►

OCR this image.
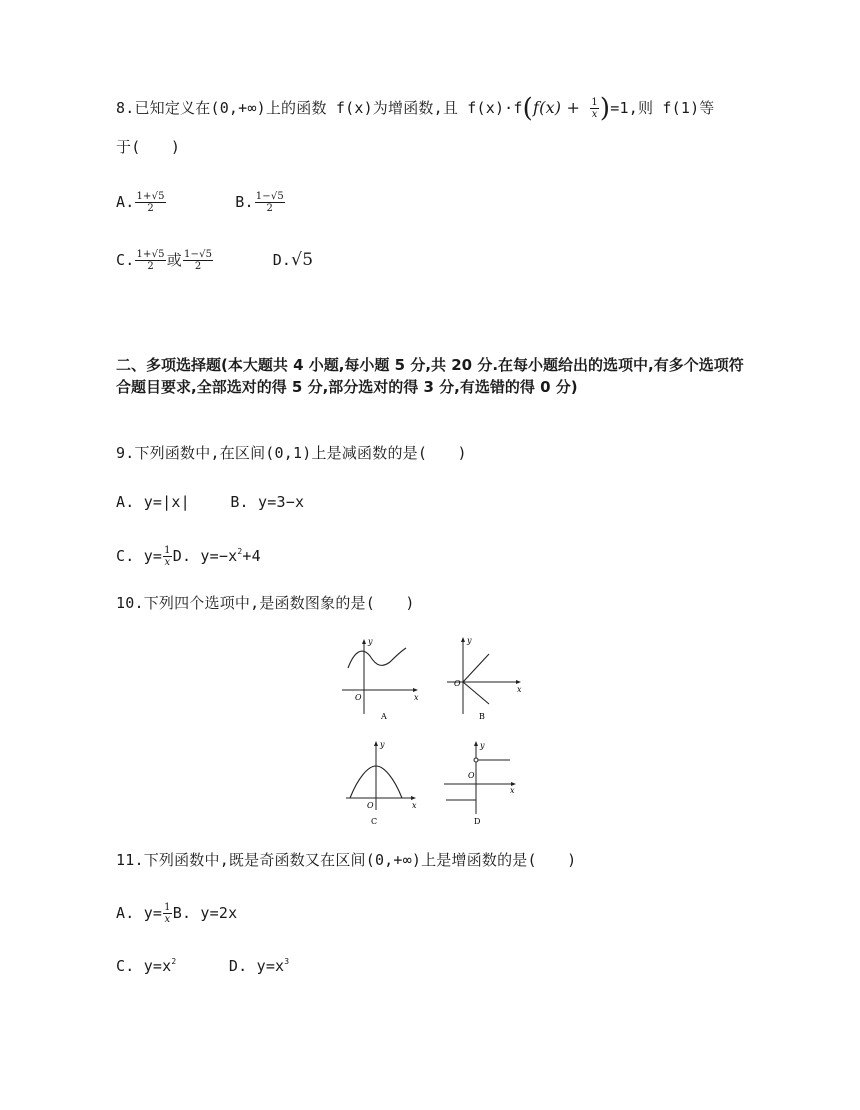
8.已知定义在(0,+∞)上的函数 f(x)为增函数,且 $f(x)\cdot f(f(x) + \frac{1}{x} )=1$,则 f(1)等
于(　　)
A. $\frac{1+√5}{2}$	B. $\frac{1-√5}{2}$
C. $\frac{1+√5}{2}$ 或 $\frac{1-√5}{2}$	D.√5
二、多项选择题(本大题共 4 小题,每小题 5 分,共 20 分.在每小题给出的选项中,有多个选项符合题目要求,全部选对的得 5 分,部分选对的得 3 分,有选错的得 0 分)
9.下列函数中,在区间(0,1)上是减函数的是(　　)
A. y=|x|	B. y=3−x
C. $y= \frac{1}{x} D$. $y=-x^2+4$
10.下列四个选项中,是函数图象的是(　　)
y
x
O
A
y
x
O
B
y
x
O
C
y
x
O
D
11.下列函数中,既是奇函数又在区间(0,+∞)上是增函数的是(　　)
A. $y= \frac{1}{x} B$. y=2x
C. $y=x^2$	D. $y=x^3$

◄

Problem to work on. The records above are to be quoted exactly, with all pictures left out.

Solution for this problem.
OCR this image.
8.已知定义在(0,+∞)上的函数 f(x)为增函数,且 $f(x)\cdot f(f(x) + \frac{1}{x} )=1$,则 f(1)等
于(　　)
A. $\frac{1+√5}{2}$	B. $\frac{1-√5}{2}$
C. $\frac{1+√5}{2}$ 或 $\frac{1-√5}{2}$	D.√5
二、多项选择题(本大题共 4 小题,每小题 5 分,共 20 分.在每小题给出的选项中,有多个选项符合题目要求,全部选对的得 5 分,部分选对的得 3 分,有选错的得 0 分)
9.下列函数中,在区间(0,1)上是减函数的是(　　)
A. y=|x|	B. y=3−x
C. $y= \frac{1}{x} D$. $y=-x^2+4$
10.下列四个选项中,是函数图象的是(　　)
y
x
O
A
y
x
O
B
y
x
O
C
y
x
O
D
11.下列函数中,既是奇函数又在区间(0,+∞)上是增函数的是(　　)
A. $y= \frac{1}{x} B$. y=2x
C. $y=x^2$	D. $y=x^3$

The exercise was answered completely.